- _Set problem_:
Skip the pictures and quote all of the lines exactly.

───── Data

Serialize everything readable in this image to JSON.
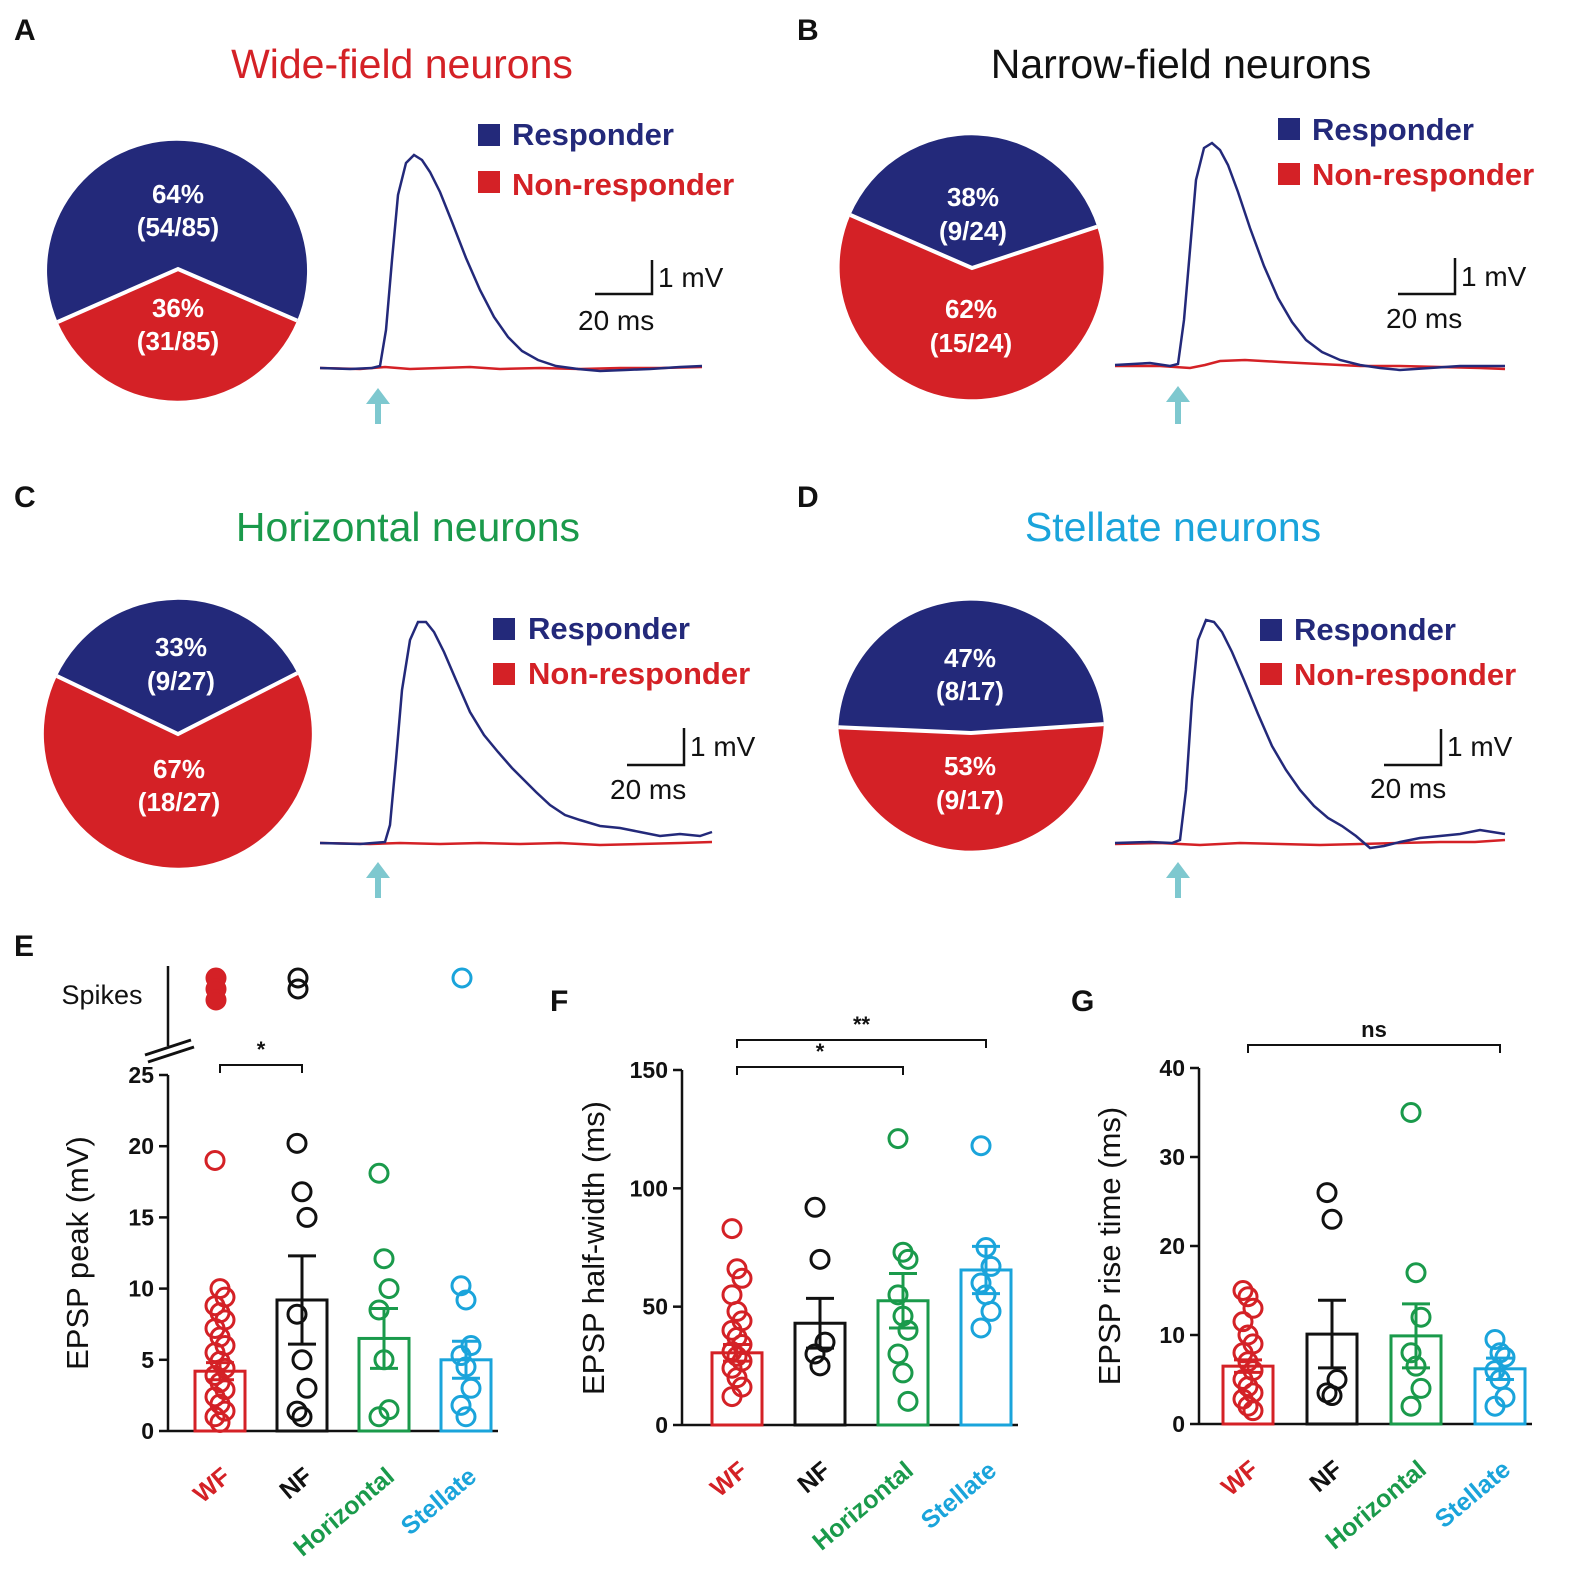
{
  "colors": {
    "responder": "#23297a",
    "non_responder": "#d42126",
    "arrow": "#7ec8cf",
    "wf": "#d42126",
    "nf": "#111111",
    "horizontal": "#1a9a4b",
    "stellate": "#1aa4db"
  },
  "legend": {
    "responder": "Responder",
    "non_responder": "Non-responder"
  },
  "scale_bar": {
    "voltage": "1 mV",
    "time": "20 ms"
  },
  "chart_data": [
    {
      "panel": "A",
      "type": "pie",
      "title": "Wide-field neurons",
      "title_color": "#d42126",
      "slices": [
        {
          "name": "Responder",
          "percent": 64,
          "percent_label": "64%",
          "count_label": "(54/85)"
        },
        {
          "name": "Non-responder",
          "percent": 36,
          "percent_label": "36%",
          "count_label": "(31/85)"
        }
      ]
    },
    {
      "panel": "B",
      "type": "pie",
      "title": "Narrow-field neurons",
      "title_color": "#111111",
      "slices": [
        {
          "name": "Responder",
          "percent": 38,
          "percent_label": "38%",
          "count_label": "(9/24)"
        },
        {
          "name": "Non-responder",
          "percent": 62,
          "percent_label": "62%",
          "count_label": "(15/24)"
        }
      ]
    },
    {
      "panel": "C",
      "type": "pie",
      "title": "Horizontal neurons",
      "title_color": "#1a9a4b",
      "slices": [
        {
          "name": "Responder",
          "percent": 33,
          "percent_label": "33%",
          "count_label": "(9/27)"
        },
        {
          "name": "Non-responder",
          "percent": 67,
          "percent_label": "67%",
          "count_label": "(18/27)"
        }
      ]
    },
    {
      "panel": "D",
      "type": "pie",
      "title": "Stellate neurons",
      "title_color": "#1aa4db",
      "slices": [
        {
          "name": "Responder",
          "percent": 47,
          "percent_label": "47%",
          "count_label": "(8/17)"
        },
        {
          "name": "Non-responder",
          "percent": 53,
          "percent_label": "53%",
          "count_label": "(9/17)"
        }
      ]
    },
    {
      "panel": "E",
      "type": "bar",
      "ylabel": "EPSP peak (mV)",
      "ylim": [
        0,
        25
      ],
      "yticks": [
        0,
        5,
        10,
        15,
        20,
        25
      ],
      "spikes_label": "Spikes",
      "categories": [
        "WF",
        "NF",
        "Horizontal",
        "Stellate"
      ],
      "means": [
        4.2,
        9.2,
        6.5,
        5.0
      ],
      "sem": [
        0.6,
        3.1,
        2.1,
        1.3
      ],
      "points": [
        [
          19.0,
          10.0,
          9.4,
          8.8,
          8.3,
          7.8,
          7.2,
          6.6,
          6.0,
          5.5,
          4.9,
          4.4,
          3.9,
          3.4,
          2.9,
          2.4,
          1.9,
          1.4,
          1.0,
          0.6
        ],
        [
          20.2,
          16.8,
          15.0,
          8.2,
          5.0,
          3.0,
          1.4,
          1.0
        ],
        [
          18.1,
          12.1,
          10.0,
          8.5,
          5.0,
          1.5,
          1.0
        ],
        [
          10.2,
          9.2,
          6.0,
          5.3,
          4.5,
          3.0,
          1.8,
          1.0
        ]
      ],
      "spike_points": [
        3,
        2,
        0,
        1
      ],
      "significance": [
        {
          "from": 0,
          "to": 1,
          "label": "*"
        }
      ]
    },
    {
      "panel": "F",
      "type": "bar",
      "ylabel": "EPSP half-width (ms)",
      "ylim": [
        0,
        150
      ],
      "yticks": [
        0,
        50,
        100,
        150
      ],
      "categories": [
        "WF",
        "NF",
        "Horizontal",
        "Stellate"
      ],
      "means": [
        30.5,
        43.0,
        52.5,
        65.5
      ],
      "sem": [
        3.5,
        10.5,
        11.5,
        10.0
      ],
      "points": [
        [
          83,
          66,
          62,
          55,
          48,
          44,
          40,
          37,
          34,
          31,
          29,
          27,
          24,
          20,
          16,
          12
        ],
        [
          92,
          70,
          35,
          30,
          25
        ],
        [
          121,
          73,
          70,
          55,
          46,
          40,
          30,
          22,
          10
        ],
        [
          118,
          75,
          67,
          60,
          55,
          48,
          41
        ]
      ],
      "significance": [
        {
          "from": 0,
          "to": 2,
          "label": "*"
        },
        {
          "from": 0,
          "to": 3,
          "label": "**"
        }
      ]
    },
    {
      "panel": "G",
      "type": "bar",
      "ylabel": "EPSP rise time (ms)",
      "ylim": [
        0,
        40
      ],
      "yticks": [
        0,
        10,
        20,
        30,
        40
      ],
      "categories": [
        "WF",
        "NF",
        "Horizontal",
        "Stellate"
      ],
      "means": [
        6.5,
        10.1,
        9.9,
        6.2
      ],
      "sem": [
        0.7,
        3.8,
        3.6,
        1.2
      ],
      "points": [
        [
          15.0,
          14.3,
          13.0,
          11.5,
          10.0,
          9.0,
          8.0,
          7.0,
          6.0,
          5.0,
          4.2,
          3.5,
          2.8,
          2.0,
          1.5
        ],
        [
          26.0,
          23.0,
          5.0,
          3.5,
          3.2
        ],
        [
          35.0,
          17.0,
          12.0,
          8.0,
          6.5,
          4.0,
          2.0
        ],
        [
          9.5,
          8.0,
          7.5,
          6.0,
          5.0,
          3.0,
          2.0
        ]
      ],
      "significance": [
        {
          "from": 0,
          "to": 3,
          "label": "ns"
        }
      ]
    }
  ]
}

──────────

- _Expected answer_:
Serialize everything readable in this image to JSON.
{
  "colors": {
    "responder": "#23297a",
    "non_responder": "#d42126",
    "arrow": "#7ec8cf",
    "wf": "#d42126",
    "nf": "#111111",
    "horizontal": "#1a9a4b",
    "stellate": "#1aa4db"
  },
  "legend": {
    "responder": "Responder",
    "non_responder": "Non-responder"
  },
  "scale_bar": {
    "voltage": "1 mV",
    "time": "20 ms"
  },
  "chart_data": [
    {
      "panel": "A",
      "type": "pie",
      "title": "Wide-field neurons",
      "title_color": "#d42126",
      "slices": [
        {
          "name": "Responder",
          "percent": 64,
          "percent_label": "64%",
          "count_label": "(54/85)"
        },
        {
          "name": "Non-responder",
          "percent": 36,
          "percent_label": "36%",
          "count_label": "(31/85)"
        }
      ]
    },
    {
      "panel": "B",
      "type": "pie",
      "title": "Narrow-field neurons",
      "title_color": "#111111",
      "slices": [
        {
          "name": "Responder",
          "percent": 38,
          "percent_label": "38%",
          "count_label": "(9/24)"
        },
        {
          "name": "Non-responder",
          "percent": 62,
          "percent_label": "62%",
          "count_label": "(15/24)"
        }
      ]
    },
    {
      "panel": "C",
      "type": "pie",
      "title": "Horizontal neurons",
      "title_color": "#1a9a4b",
      "slices": [
        {
          "name": "Responder",
          "percent": 33,
          "percent_label": "33%",
          "count_label": "(9/27)"
        },
        {
          "name": "Non-responder",
          "percent": 67,
          "percent_label": "67%",
          "count_label": "(18/27)"
        }
      ]
    },
    {
      "panel": "D",
      "type": "pie",
      "title": "Stellate neurons",
      "title_color": "#1aa4db",
      "slices": [
        {
          "name": "Responder",
          "percent": 47,
          "percent_label": "47%",
          "count_label": "(8/17)"
        },
        {
          "name": "Non-responder",
          "percent": 53,
          "percent_label": "53%",
          "count_label": "(9/17)"
        }
      ]
    },
    {
      "panel": "E",
      "type": "bar",
      "ylabel": "EPSP peak (mV)",
      "ylim": [
        0,
        25
      ],
      "yticks": [
        0,
        5,
        10,
        15,
        20,
        25
      ],
      "spikes_label": "Spikes",
      "categories": [
        "WF",
        "NF",
        "Horizontal",
        "Stellate"
      ],
      "means": [
        4.2,
        9.2,
        6.5,
        5.0
      ],
      "sem": [
        0.6,
        3.1,
        2.1,
        1.3
      ],
      "points": [
        [
          19.0,
          10.0,
          9.4,
          8.8,
          8.3,
          7.8,
          7.2,
          6.6,
          6.0,
          5.5,
          4.9,
          4.4,
          3.9,
          3.4,
          2.9,
          2.4,
          1.9,
          1.4,
          1.0,
          0.6
        ],
        [
          20.2,
          16.8,
          15.0,
          8.2,
          5.0,
          3.0,
          1.4,
          1.0
        ],
        [
          18.1,
          12.1,
          10.0,
          8.5,
          5.0,
          1.5,
          1.0
        ],
        [
          10.2,
          9.2,
          6.0,
          5.3,
          4.5,
          3.0,
          1.8,
          1.0
        ]
      ],
      "spike_points": [
        3,
        2,
        0,
        1
      ],
      "significance": [
        {
          "from": 0,
          "to": 1,
          "label": "*"
        }
      ]
    },
    {
      "panel": "F",
      "type": "bar",
      "ylabel": "EPSP half-width (ms)",
      "ylim": [
        0,
        150
      ],
      "yticks": [
        0,
        50,
        100,
        150
      ],
      "categories": [
        "WF",
        "NF",
        "Horizontal",
        "Stellate"
      ],
      "means": [
        30.5,
        43.0,
        52.5,
        65.5
      ],
      "sem": [
        3.5,
        10.5,
        11.5,
        10.0
      ],
      "points": [
        [
          83,
          66,
          62,
          55,
          48,
          44,
          40,
          37,
          34,
          31,
          29,
          27,
          24,
          20,
          16,
          12
        ],
        [
          92,
          70,
          35,
          30,
          25
        ],
        [
          121,
          73,
          70,
          55,
          46,
          40,
          30,
          22,
          10
        ],
        [
          118,
          75,
          67,
          60,
          55,
          48,
          41
        ]
      ],
      "significance": [
        {
          "from": 0,
          "to": 2,
          "label": "*"
        },
        {
          "from": 0,
          "to": 3,
          "label": "**"
        }
      ]
    },
    {
      "panel": "G",
      "type": "bar",
      "ylabel": "EPSP rise time (ms)",
      "ylim": [
        0,
        40
      ],
      "yticks": [
        0,
        10,
        20,
        30,
        40
      ],
      "categories": [
        "WF",
        "NF",
        "Horizontal",
        "Stellate"
      ],
      "means": [
        6.5,
        10.1,
        9.9,
        6.2
      ],
      "sem": [
        0.7,
        3.8,
        3.6,
        1.2
      ],
      "points": [
        [
          15.0,
          14.3,
          13.0,
          11.5,
          10.0,
          9.0,
          8.0,
          7.0,
          6.0,
          5.0,
          4.2,
          3.5,
          2.8,
          2.0,
          1.5
        ],
        [
          26.0,
          23.0,
          5.0,
          3.5,
          3.2
        ],
        [
          35.0,
          17.0,
          12.0,
          8.0,
          6.5,
          4.0,
          2.0
        ],
        [
          9.5,
          8.0,
          7.5,
          6.0,
          5.0,
          3.0,
          2.0
        ]
      ],
      "significance": [
        {
          "from": 0,
          "to": 3,
          "label": "ns"
        }
      ]
    }
  ]
}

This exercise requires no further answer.